Rows from a dataset
--------------------------------

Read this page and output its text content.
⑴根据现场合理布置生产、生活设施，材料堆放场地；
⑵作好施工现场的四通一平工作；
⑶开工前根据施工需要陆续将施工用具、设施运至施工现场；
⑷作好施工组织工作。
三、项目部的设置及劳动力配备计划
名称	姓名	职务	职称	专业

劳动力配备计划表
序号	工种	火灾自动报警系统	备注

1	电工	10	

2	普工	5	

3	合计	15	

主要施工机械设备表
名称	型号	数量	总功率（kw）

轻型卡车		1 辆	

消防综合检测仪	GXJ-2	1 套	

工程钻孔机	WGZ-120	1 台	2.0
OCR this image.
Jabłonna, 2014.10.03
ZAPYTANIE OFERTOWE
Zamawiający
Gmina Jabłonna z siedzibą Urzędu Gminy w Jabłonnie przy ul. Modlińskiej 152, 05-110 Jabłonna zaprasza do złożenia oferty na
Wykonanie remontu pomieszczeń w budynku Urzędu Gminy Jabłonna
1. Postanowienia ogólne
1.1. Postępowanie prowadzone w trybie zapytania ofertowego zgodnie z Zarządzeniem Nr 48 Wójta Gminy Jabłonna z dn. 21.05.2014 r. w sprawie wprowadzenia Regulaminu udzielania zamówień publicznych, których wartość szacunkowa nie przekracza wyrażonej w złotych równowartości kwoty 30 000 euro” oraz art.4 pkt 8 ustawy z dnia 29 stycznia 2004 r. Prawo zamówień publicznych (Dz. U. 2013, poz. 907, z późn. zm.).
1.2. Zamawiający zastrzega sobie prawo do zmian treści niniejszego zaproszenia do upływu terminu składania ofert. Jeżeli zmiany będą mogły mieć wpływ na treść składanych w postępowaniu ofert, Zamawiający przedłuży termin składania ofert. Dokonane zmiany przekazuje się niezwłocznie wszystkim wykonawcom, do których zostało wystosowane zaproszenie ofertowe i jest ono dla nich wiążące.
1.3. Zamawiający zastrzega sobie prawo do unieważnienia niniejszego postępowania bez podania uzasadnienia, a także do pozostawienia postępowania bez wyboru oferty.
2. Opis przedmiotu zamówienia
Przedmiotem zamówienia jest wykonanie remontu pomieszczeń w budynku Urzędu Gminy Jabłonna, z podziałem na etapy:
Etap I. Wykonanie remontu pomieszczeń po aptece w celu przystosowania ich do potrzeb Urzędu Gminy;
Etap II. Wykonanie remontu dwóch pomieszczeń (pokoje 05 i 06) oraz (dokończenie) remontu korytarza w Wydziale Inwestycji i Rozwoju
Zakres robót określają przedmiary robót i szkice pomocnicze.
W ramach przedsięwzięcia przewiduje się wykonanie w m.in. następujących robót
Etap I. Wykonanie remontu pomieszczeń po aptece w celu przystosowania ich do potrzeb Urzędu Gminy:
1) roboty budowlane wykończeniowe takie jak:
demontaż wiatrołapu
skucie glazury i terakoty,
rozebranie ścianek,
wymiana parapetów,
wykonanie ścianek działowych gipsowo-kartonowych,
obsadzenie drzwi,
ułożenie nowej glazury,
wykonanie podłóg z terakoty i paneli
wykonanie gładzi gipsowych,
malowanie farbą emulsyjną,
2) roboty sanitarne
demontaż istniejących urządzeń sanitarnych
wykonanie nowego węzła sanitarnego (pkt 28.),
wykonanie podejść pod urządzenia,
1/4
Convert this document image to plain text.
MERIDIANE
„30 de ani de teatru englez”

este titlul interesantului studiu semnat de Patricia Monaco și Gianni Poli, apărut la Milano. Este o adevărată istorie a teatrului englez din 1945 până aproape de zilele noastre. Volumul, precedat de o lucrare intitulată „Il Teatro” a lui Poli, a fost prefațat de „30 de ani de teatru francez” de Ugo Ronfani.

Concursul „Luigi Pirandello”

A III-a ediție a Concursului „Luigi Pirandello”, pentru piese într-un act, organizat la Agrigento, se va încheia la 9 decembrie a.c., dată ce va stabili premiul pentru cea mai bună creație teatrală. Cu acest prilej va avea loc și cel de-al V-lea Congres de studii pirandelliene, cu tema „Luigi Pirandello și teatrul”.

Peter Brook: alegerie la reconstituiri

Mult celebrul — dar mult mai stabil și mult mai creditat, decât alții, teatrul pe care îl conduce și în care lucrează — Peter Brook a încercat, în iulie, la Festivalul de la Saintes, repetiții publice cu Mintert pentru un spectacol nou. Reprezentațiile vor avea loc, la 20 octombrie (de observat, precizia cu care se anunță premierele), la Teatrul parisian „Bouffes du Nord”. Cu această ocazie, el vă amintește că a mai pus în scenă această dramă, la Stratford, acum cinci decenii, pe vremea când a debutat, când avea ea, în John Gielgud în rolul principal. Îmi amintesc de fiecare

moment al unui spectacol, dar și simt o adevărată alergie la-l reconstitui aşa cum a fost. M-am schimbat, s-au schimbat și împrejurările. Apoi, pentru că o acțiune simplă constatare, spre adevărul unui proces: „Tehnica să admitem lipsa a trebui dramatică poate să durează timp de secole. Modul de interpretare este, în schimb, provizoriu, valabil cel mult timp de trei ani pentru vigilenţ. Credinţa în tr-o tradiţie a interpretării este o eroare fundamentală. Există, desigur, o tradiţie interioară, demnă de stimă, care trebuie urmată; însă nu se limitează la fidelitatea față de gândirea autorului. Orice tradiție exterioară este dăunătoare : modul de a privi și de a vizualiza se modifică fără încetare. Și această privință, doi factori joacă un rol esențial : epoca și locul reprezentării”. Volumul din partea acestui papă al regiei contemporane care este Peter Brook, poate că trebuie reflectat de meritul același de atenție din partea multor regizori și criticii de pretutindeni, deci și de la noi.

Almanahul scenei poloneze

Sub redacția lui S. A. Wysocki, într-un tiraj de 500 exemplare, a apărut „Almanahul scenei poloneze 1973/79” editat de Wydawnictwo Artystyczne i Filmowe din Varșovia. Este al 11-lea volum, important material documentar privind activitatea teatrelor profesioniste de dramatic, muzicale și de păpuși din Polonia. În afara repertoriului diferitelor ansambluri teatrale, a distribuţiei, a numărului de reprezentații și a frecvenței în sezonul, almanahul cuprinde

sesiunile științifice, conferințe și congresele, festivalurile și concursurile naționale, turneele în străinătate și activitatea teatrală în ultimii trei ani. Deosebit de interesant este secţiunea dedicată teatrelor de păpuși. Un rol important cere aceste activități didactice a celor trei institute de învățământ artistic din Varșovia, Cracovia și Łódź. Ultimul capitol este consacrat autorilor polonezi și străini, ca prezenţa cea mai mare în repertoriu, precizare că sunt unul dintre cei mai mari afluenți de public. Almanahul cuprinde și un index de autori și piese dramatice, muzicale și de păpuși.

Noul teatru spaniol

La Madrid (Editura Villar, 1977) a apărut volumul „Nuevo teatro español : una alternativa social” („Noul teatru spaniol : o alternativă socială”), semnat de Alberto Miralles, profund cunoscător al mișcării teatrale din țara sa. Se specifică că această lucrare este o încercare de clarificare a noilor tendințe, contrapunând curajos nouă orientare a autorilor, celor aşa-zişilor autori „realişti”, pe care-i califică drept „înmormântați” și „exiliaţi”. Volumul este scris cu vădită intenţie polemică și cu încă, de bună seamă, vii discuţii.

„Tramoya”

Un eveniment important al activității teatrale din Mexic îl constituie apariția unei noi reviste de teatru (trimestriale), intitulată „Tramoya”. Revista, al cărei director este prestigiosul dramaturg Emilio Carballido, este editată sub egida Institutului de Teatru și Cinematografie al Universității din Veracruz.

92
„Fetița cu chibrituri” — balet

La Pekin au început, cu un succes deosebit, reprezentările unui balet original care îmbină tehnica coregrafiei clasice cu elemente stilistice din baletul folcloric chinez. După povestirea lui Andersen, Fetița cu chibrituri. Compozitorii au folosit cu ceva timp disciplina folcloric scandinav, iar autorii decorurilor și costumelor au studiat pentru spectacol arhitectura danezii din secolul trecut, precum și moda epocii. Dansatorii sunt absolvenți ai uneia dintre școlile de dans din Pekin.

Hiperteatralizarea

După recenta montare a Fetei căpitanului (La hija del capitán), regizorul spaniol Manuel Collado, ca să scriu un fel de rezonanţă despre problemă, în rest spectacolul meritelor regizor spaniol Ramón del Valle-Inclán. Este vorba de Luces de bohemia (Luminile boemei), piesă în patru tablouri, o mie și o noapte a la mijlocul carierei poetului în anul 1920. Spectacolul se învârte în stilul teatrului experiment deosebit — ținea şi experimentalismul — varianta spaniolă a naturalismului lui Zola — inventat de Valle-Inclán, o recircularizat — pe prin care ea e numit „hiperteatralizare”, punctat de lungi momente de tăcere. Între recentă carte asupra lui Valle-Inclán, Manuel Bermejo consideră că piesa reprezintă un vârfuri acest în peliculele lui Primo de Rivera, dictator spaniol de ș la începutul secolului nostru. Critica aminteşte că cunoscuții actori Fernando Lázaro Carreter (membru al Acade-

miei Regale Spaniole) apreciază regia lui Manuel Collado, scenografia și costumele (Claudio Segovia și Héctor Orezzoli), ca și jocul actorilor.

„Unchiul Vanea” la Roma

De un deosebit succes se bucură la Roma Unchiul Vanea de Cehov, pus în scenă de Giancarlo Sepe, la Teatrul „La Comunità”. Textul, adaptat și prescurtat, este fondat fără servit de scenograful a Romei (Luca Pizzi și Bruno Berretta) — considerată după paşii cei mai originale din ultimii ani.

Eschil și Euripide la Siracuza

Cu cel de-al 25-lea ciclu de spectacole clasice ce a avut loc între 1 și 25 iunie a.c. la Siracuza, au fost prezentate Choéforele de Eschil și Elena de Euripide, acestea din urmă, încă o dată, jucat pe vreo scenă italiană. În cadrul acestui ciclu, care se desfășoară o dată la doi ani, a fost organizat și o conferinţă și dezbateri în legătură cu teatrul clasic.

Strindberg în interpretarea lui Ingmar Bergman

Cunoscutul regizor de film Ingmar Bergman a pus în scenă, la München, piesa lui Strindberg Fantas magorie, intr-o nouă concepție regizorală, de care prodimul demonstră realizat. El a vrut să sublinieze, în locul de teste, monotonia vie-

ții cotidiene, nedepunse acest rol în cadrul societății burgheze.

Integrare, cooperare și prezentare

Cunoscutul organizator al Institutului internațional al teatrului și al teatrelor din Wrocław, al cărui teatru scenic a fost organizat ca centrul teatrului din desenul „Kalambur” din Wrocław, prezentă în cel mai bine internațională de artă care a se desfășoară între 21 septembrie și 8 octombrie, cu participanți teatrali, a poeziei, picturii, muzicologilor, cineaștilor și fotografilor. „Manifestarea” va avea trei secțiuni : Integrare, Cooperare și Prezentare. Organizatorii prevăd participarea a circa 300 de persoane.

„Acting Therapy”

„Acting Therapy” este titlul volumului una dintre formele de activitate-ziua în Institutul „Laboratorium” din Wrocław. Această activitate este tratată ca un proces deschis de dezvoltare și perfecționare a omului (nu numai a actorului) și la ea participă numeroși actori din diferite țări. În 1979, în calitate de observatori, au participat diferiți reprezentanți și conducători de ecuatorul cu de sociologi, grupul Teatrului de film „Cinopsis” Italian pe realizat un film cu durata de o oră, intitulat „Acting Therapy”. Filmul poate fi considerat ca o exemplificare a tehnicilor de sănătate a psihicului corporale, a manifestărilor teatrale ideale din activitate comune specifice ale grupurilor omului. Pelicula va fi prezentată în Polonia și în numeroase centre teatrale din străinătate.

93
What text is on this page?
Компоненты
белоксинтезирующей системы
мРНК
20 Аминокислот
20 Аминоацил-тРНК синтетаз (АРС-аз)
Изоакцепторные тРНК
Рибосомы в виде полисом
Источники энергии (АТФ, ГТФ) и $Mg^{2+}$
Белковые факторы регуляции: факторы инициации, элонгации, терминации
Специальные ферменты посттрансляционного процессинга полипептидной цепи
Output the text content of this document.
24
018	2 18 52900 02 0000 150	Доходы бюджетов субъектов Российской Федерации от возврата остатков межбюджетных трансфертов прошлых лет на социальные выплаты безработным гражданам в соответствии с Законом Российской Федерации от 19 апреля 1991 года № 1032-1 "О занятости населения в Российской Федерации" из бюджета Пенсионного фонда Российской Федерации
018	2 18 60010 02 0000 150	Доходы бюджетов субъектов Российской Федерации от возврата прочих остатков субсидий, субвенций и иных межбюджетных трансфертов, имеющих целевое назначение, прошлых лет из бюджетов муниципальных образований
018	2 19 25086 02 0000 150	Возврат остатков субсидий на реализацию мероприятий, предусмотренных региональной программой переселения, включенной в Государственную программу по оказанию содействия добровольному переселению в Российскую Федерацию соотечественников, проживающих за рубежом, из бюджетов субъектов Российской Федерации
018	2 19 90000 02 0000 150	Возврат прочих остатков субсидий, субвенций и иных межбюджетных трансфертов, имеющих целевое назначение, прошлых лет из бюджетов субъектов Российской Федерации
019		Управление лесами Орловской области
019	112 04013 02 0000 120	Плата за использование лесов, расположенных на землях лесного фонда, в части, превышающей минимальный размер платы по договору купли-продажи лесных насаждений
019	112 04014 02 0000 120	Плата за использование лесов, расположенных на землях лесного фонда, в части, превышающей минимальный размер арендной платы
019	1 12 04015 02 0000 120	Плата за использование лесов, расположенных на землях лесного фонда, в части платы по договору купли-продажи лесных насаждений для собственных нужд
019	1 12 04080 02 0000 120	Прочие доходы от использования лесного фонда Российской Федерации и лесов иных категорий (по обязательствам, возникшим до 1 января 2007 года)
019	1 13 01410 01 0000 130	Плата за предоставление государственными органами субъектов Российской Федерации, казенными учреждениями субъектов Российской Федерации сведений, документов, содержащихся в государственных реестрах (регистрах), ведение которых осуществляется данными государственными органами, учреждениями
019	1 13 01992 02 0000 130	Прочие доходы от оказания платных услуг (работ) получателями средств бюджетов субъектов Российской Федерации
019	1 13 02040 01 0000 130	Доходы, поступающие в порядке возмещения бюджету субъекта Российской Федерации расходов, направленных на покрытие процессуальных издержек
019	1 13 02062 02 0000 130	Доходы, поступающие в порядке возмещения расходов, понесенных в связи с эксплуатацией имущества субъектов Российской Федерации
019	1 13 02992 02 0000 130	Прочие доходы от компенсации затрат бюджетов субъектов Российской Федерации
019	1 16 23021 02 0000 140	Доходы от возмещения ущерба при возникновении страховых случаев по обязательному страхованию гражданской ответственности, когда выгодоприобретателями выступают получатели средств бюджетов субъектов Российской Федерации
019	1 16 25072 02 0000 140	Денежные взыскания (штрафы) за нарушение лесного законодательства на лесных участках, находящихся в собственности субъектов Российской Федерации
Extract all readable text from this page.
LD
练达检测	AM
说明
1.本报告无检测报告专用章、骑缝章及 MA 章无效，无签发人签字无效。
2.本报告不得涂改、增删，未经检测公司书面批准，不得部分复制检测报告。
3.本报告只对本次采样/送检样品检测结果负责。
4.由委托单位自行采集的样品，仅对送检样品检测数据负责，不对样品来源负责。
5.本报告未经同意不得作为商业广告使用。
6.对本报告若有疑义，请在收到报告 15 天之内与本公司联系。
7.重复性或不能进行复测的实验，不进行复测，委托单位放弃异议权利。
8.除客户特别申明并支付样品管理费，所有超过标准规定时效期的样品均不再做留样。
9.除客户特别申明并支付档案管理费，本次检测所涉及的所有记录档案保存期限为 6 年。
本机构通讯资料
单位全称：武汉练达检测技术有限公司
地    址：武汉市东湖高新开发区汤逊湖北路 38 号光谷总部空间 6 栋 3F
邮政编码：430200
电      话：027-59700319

--------------------------------

(Instruction): Copy all lines above containing the string "aptece".

(Response for this exercise):
Etap I. Wykonanie remontu pomieszczeń po aptece w celu przystosowania ich do potrzeb Urzędu Gminy;
Etap I. Wykonanie remontu pomieszczeń po aptece w celu przystosowania ich do potrzeb Urzędu Gminy:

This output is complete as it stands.